__EXERCISE BRIEF__.
Extract all lines in the data that contain the word "cosa".
════
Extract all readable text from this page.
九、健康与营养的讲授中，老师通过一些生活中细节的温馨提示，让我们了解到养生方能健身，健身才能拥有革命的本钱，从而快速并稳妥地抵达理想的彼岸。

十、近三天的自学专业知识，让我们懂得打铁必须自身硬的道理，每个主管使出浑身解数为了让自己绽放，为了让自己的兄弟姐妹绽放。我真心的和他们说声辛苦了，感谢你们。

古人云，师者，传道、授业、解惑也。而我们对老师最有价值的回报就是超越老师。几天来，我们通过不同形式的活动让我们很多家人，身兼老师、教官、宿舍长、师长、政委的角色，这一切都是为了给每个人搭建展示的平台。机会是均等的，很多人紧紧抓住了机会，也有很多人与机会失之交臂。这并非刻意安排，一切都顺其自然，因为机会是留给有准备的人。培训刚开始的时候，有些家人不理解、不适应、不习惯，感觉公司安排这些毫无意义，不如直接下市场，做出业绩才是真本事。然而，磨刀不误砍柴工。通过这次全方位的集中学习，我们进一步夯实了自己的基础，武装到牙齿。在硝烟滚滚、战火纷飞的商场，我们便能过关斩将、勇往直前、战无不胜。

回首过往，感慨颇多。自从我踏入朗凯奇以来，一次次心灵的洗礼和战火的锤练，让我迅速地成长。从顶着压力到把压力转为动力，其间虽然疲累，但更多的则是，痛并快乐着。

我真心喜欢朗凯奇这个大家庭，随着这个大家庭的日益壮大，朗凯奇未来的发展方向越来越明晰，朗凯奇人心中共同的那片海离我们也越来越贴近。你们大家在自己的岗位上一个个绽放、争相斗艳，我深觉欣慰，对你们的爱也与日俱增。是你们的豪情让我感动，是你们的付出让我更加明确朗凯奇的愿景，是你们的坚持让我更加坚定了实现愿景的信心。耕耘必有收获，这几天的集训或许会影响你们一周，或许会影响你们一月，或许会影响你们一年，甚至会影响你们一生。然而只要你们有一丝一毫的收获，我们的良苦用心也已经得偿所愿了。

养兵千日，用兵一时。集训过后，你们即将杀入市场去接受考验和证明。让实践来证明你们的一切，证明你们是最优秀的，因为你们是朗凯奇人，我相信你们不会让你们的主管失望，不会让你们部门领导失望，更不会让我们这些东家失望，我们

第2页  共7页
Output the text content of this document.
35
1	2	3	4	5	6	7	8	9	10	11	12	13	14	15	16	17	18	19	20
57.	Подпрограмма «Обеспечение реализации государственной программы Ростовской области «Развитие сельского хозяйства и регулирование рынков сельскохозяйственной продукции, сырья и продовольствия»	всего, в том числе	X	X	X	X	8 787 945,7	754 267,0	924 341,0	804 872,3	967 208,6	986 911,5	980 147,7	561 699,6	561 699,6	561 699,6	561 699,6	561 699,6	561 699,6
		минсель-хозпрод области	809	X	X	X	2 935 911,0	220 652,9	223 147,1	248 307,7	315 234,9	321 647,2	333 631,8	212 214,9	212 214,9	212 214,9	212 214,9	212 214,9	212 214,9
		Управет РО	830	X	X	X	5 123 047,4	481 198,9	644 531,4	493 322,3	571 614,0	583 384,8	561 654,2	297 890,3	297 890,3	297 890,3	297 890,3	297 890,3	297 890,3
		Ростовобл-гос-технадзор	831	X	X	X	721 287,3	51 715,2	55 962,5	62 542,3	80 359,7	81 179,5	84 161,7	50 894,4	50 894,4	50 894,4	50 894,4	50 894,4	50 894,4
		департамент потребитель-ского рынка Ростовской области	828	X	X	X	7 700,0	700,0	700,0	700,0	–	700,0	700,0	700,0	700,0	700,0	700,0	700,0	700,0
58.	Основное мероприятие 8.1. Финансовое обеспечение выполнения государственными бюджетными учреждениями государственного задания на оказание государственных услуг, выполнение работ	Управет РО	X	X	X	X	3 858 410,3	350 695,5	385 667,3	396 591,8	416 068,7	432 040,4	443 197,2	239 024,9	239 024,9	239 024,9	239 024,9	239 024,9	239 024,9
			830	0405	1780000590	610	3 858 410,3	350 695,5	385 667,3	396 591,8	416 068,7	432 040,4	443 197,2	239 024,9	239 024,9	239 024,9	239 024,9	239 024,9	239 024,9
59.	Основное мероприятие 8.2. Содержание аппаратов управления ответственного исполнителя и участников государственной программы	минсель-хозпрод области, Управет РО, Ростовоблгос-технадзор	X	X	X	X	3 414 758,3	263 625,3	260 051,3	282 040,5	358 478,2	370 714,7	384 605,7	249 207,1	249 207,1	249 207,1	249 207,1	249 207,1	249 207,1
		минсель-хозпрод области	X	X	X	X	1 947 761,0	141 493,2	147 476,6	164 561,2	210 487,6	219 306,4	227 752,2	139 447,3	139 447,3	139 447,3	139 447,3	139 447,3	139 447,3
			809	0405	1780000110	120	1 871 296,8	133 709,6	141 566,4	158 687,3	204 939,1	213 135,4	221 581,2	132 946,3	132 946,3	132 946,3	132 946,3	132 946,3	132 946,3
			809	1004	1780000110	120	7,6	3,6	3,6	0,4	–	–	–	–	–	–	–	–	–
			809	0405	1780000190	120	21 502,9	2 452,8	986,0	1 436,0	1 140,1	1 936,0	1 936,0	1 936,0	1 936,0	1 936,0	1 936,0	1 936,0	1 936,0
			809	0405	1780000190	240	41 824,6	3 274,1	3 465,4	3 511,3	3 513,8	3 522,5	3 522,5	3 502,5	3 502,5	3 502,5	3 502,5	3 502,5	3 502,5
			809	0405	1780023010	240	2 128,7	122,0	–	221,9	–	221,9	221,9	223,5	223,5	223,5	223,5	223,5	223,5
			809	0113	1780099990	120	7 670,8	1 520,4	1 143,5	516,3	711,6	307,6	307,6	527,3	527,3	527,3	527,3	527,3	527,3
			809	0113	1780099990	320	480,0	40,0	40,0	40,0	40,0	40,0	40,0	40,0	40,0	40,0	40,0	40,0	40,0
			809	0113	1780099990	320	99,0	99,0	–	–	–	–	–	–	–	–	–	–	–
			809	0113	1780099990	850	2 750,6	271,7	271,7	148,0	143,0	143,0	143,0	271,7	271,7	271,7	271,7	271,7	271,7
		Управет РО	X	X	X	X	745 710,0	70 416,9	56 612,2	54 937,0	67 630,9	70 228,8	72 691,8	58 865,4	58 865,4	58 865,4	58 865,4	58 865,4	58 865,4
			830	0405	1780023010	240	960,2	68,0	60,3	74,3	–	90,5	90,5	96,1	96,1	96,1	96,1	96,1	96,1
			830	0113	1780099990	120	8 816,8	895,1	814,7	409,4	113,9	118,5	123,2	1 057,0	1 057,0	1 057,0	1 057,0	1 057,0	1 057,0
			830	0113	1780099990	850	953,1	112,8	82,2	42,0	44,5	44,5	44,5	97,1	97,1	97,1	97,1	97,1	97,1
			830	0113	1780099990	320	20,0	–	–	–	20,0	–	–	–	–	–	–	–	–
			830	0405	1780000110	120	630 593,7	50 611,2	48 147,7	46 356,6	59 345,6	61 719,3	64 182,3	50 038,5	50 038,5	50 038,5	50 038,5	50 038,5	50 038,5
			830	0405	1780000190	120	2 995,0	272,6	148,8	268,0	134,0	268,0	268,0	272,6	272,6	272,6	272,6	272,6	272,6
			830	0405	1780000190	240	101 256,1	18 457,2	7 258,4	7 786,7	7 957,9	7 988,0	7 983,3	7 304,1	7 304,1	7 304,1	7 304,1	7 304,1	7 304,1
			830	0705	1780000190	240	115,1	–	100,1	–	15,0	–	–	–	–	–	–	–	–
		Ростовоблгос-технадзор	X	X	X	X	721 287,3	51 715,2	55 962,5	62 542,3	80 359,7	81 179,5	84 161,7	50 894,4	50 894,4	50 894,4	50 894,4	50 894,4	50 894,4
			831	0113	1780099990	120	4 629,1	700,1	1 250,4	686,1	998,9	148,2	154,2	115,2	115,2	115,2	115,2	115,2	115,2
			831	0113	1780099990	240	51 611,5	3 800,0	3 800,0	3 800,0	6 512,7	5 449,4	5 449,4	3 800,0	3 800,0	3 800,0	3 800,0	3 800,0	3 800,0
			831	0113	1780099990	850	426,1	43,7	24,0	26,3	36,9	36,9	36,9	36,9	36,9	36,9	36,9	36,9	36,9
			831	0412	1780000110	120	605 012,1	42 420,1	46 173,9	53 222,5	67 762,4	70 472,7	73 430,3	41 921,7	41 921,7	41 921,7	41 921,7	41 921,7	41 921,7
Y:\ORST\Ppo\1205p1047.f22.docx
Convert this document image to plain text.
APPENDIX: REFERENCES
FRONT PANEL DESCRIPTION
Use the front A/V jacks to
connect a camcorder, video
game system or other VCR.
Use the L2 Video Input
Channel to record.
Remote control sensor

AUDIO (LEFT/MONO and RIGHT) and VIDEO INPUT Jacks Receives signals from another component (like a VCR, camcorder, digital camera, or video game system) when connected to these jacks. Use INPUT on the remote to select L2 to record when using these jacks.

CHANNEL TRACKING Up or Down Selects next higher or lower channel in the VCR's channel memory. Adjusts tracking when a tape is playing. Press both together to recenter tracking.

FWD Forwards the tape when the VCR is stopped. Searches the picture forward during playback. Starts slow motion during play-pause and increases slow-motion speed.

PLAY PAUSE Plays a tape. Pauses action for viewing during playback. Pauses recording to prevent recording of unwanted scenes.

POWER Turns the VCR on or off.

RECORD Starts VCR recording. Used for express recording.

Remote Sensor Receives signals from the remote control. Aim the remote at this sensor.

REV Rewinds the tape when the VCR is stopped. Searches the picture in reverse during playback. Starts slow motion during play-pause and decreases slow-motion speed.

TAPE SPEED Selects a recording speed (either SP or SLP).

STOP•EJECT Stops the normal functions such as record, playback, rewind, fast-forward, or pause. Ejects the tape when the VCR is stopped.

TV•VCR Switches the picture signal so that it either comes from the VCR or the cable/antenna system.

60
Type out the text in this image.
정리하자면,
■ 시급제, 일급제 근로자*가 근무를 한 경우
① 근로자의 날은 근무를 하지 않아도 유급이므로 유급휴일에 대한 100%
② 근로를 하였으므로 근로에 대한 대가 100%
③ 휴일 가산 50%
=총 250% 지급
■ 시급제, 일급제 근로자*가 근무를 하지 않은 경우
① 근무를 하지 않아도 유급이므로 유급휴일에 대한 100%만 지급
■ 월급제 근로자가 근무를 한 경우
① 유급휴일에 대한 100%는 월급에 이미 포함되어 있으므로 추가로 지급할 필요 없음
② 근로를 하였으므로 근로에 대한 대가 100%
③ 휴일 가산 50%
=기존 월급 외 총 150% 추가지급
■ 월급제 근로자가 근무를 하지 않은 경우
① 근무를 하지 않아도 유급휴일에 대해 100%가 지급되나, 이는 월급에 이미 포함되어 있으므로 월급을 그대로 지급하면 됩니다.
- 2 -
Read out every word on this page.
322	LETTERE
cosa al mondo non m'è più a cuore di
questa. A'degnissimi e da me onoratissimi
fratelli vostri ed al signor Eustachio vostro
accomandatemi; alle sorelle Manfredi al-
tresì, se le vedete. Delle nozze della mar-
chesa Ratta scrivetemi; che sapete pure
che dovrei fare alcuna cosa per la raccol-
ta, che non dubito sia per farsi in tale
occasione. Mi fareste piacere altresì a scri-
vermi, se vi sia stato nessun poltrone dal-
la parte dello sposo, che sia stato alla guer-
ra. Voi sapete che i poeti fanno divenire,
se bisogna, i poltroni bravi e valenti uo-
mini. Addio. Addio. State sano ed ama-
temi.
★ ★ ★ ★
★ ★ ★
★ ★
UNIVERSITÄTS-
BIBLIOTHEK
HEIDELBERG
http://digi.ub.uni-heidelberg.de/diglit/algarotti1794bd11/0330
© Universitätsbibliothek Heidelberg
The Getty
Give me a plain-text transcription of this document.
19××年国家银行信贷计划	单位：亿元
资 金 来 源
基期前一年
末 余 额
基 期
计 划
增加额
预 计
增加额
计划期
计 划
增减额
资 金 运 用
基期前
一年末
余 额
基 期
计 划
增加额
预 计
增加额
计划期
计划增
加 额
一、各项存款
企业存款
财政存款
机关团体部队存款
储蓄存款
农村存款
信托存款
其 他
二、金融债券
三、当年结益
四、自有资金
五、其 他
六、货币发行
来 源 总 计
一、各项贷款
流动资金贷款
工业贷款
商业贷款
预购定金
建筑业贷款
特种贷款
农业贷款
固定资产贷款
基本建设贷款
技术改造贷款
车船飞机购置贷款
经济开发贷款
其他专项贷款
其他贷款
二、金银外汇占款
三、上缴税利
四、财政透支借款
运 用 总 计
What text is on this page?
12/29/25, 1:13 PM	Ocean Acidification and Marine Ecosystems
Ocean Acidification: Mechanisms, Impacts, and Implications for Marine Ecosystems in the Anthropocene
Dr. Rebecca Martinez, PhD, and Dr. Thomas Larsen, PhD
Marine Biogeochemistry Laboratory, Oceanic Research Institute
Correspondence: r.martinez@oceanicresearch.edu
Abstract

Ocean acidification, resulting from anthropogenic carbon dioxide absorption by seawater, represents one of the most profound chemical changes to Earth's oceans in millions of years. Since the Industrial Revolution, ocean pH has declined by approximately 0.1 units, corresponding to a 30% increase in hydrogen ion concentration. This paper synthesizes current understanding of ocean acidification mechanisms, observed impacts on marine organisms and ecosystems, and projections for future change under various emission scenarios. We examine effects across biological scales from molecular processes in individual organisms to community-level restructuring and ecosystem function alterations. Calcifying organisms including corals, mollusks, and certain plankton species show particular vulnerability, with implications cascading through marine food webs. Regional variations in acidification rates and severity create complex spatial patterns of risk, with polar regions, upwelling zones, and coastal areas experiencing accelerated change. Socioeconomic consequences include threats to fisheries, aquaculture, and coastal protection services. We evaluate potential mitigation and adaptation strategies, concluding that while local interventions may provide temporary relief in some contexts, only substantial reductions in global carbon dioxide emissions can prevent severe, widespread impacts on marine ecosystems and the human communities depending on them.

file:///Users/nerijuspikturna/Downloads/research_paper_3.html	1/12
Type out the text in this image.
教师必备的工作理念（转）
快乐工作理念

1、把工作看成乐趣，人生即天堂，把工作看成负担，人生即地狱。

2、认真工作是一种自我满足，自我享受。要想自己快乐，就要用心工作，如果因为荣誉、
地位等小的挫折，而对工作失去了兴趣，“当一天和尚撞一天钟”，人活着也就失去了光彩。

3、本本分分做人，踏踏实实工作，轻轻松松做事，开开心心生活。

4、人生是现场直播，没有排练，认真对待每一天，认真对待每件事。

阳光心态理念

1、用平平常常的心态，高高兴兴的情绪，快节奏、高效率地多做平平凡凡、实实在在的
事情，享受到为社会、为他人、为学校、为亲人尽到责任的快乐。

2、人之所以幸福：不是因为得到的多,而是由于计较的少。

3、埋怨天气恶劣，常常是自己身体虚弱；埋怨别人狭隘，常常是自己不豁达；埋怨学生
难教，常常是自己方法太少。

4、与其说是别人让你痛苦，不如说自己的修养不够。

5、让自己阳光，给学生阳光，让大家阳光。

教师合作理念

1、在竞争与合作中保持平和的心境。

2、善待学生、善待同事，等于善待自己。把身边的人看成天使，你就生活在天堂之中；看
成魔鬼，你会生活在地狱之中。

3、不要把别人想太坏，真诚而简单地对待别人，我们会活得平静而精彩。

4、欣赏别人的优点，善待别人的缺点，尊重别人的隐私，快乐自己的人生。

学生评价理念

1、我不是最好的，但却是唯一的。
════
__TASK RESPONSE__.
cosa al mondo non m'è più a cuore di
che dovrei fare alcuna cosa per la raccol-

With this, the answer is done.